= TASK TO COMPLETE =
Restate the entire listing word for word.

-- DATA IN THIS EXERCISE start --

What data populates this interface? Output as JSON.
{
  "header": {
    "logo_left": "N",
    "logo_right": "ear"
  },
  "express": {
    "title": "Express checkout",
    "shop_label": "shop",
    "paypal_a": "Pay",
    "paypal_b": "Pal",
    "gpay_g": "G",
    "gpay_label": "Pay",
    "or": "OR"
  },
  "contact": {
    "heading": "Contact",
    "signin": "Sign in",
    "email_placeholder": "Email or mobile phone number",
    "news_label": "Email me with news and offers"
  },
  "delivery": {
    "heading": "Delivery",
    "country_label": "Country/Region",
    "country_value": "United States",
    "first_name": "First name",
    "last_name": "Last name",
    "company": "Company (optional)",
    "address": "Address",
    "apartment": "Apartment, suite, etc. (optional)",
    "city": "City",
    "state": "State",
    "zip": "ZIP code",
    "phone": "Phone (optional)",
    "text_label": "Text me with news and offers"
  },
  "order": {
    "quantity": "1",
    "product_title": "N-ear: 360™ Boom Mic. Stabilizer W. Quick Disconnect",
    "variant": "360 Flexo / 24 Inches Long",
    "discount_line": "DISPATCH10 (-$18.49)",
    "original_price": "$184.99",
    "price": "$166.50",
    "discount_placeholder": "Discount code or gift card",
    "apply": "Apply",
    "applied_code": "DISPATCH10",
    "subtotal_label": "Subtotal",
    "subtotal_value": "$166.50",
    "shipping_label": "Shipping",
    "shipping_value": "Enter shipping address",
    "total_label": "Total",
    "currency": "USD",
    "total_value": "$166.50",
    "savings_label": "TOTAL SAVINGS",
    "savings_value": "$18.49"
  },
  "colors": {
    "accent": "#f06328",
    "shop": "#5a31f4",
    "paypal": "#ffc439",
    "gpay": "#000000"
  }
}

-- DATA IN THIS EXERCISE end --

= EXERCISE ANSWER =
What data populates this interface? Output as JSON.
{
  "header": {
    "logo_left": "N",
    "logo_right": "ear"
  },
  "express": {
    "title": "Express checkout",
    "shop_label": "shop",
    "paypal_a": "Pay",
    "paypal_b": "Pal",
    "gpay_g": "G",
    "gpay_label": "Pay",
    "or": "OR"
  },
  "contact": {
    "heading": "Contact",
    "signin": "Sign in",
    "email_placeholder": "Email or mobile phone number",
    "news_label": "Email me with news and offers"
  },
  "delivery": {
    "heading": "Delivery",
    "country_label": "Country/Region",
    "country_value": "United States",
    "first_name": "First name",
    "last_name": "Last name",
    "company": "Company (optional)",
    "address": "Address",
    "apartment": "Apartment, suite, etc. (optional)",
    "city": "City",
    "state": "State",
    "zip": "ZIP code",
    "phone": "Phone (optional)",
    "text_label": "Text me with news and offers"
  },
  "order": {
    "quantity": "1",
    "product_title": "N-ear: 360™ Boom Mic. Stabilizer W. Quick Disconnect",
    "variant": "360 Flexo / 24 Inches Long",
    "discount_line": "DISPATCH10 (-$18.49)",
    "original_price": "$184.99",
    "price": "$166.50",
    "discount_placeholder": "Discount code or gift card",
    "apply": "Apply",
    "applied_code": "DISPATCH10",
    "subtotal_label": "Subtotal",
    "subtotal_value": "$166.50",
    "shipping_label": "Shipping",
    "shipping_value": "Enter shipping address",
    "total_label": "Total",
    "currency": "USD",
    "total_value": "$166.50",
    "savings_label": "TOTAL SAVINGS",
    "savings_value": "$18.49"
  },
  "colors": {
    "accent": "#f06328",
    "shop": "#5a31f4",
    "paypal": "#ffc439",
    "gpay": "#000000"
  }
}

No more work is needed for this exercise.